§ **Work task**
The number of lines below that contain the word "might" is all that the answer should hold.

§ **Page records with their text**
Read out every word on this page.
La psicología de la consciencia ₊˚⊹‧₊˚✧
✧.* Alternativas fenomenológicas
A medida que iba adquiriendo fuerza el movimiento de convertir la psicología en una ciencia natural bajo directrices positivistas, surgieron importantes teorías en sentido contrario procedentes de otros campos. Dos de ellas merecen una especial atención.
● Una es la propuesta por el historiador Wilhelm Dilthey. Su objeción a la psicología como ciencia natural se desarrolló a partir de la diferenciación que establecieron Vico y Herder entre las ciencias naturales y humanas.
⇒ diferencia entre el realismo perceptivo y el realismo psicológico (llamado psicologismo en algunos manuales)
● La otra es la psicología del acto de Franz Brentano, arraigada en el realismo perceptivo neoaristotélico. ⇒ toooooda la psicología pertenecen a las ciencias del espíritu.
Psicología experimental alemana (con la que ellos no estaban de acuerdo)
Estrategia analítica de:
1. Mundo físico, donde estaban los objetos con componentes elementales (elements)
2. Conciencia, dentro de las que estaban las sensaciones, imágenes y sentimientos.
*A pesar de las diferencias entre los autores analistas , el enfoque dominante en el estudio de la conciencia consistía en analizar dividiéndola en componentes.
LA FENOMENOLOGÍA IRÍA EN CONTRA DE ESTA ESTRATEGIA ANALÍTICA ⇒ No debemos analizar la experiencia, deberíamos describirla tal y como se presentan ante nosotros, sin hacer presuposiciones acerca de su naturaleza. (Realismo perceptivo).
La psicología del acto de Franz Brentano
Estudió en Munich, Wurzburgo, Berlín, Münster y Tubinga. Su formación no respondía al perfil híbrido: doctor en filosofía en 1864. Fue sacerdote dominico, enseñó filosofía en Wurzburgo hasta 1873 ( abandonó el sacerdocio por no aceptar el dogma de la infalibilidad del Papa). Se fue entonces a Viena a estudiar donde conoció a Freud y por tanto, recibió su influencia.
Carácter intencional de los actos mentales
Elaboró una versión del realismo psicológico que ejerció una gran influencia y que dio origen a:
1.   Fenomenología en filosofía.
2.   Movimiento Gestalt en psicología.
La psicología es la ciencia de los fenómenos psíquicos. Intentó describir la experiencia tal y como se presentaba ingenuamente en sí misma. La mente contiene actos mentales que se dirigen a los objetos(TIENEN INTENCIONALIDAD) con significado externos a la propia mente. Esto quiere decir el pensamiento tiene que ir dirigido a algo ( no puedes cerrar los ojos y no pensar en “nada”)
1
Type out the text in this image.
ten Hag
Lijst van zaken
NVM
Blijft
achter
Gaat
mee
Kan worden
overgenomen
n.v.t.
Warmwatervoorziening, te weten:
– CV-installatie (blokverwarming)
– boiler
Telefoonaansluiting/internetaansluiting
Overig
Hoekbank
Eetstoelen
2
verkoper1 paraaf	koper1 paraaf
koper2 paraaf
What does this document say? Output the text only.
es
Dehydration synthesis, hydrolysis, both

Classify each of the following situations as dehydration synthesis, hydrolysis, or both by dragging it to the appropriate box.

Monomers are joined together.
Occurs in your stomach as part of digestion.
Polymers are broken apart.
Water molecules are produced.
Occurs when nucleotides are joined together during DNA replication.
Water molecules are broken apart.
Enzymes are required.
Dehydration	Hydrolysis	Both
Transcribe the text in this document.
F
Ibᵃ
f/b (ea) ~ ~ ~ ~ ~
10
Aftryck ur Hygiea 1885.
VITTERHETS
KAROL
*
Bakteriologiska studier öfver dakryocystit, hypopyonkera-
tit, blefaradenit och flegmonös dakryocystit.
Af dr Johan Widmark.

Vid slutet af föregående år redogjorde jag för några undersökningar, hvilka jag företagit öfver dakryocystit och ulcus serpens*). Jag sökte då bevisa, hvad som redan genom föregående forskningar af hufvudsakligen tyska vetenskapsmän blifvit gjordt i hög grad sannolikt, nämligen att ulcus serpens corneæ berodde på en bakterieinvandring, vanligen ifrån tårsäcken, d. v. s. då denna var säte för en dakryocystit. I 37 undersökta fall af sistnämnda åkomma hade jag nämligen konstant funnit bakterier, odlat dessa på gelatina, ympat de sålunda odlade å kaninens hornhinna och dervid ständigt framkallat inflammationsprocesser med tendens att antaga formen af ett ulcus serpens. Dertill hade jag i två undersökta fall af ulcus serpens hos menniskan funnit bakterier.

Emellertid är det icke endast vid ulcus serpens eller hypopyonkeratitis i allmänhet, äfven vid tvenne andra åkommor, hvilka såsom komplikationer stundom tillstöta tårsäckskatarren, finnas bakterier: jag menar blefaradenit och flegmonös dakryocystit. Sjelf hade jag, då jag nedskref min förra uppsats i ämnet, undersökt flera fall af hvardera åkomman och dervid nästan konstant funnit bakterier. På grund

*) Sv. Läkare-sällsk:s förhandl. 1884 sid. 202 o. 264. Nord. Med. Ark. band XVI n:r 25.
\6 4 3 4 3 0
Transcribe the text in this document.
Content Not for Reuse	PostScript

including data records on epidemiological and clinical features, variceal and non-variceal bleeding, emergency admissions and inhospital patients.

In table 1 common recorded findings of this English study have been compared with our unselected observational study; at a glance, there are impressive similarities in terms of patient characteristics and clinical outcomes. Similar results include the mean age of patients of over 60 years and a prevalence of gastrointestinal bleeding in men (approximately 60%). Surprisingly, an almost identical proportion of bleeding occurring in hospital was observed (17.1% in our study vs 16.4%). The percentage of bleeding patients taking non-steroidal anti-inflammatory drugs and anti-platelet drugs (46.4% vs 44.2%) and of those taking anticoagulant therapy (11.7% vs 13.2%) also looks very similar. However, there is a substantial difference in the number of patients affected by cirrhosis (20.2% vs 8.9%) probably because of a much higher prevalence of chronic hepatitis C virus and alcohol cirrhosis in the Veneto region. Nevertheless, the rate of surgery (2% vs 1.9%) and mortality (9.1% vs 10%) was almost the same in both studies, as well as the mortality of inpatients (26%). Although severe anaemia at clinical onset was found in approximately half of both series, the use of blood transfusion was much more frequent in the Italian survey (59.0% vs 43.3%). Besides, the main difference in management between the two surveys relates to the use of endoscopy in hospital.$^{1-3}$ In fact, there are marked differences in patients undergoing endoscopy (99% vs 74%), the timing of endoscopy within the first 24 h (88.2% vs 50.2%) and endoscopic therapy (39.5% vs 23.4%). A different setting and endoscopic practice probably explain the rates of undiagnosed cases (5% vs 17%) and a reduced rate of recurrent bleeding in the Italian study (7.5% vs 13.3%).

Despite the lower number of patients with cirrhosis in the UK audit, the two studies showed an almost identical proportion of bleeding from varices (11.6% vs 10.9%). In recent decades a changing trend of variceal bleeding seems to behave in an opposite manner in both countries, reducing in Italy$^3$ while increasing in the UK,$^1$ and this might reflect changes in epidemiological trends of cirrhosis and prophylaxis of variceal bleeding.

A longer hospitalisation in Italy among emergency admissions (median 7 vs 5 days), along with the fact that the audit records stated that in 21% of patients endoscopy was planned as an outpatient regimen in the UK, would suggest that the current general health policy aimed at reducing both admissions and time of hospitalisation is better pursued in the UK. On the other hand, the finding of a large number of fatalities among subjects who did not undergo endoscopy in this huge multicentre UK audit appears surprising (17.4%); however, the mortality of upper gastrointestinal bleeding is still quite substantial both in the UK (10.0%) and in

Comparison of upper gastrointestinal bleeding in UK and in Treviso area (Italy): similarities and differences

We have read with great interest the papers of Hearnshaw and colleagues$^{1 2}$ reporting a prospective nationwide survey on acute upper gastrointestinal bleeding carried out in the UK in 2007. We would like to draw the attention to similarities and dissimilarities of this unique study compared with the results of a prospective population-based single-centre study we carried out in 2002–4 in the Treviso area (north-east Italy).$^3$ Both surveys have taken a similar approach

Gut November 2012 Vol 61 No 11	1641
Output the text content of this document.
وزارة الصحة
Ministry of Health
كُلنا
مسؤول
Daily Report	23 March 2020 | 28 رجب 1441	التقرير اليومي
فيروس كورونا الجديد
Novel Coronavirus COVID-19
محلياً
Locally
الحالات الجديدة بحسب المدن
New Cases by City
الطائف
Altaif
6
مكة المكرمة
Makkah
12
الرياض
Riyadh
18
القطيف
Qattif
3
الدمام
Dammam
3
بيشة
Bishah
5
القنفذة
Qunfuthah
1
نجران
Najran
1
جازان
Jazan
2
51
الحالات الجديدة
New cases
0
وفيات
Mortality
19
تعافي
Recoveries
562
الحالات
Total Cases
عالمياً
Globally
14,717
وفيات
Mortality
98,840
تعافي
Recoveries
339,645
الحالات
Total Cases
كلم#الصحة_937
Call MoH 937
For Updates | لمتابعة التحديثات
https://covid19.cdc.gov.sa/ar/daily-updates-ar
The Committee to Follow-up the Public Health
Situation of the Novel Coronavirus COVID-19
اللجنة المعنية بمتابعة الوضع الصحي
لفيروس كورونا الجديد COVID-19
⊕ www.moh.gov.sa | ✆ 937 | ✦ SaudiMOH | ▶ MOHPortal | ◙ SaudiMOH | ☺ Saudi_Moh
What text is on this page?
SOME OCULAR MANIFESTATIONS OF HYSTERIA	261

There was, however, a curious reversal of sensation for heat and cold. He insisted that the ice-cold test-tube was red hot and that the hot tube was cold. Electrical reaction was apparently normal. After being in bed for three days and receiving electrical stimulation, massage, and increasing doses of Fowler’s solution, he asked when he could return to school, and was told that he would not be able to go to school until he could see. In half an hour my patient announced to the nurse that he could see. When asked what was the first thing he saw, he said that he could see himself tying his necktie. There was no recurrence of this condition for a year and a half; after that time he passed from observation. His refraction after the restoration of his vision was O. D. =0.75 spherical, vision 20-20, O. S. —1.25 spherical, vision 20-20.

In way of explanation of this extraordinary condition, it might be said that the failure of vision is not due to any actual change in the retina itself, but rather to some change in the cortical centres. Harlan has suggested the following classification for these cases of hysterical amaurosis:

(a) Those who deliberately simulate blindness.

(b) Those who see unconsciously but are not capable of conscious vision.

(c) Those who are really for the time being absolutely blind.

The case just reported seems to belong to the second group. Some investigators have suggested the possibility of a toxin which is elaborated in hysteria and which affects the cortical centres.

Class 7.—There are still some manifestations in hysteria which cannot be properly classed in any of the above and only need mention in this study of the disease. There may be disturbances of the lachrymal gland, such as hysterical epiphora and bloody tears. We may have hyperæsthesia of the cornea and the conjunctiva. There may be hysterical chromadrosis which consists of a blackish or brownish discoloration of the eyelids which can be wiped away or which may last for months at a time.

§ **Answer section**
2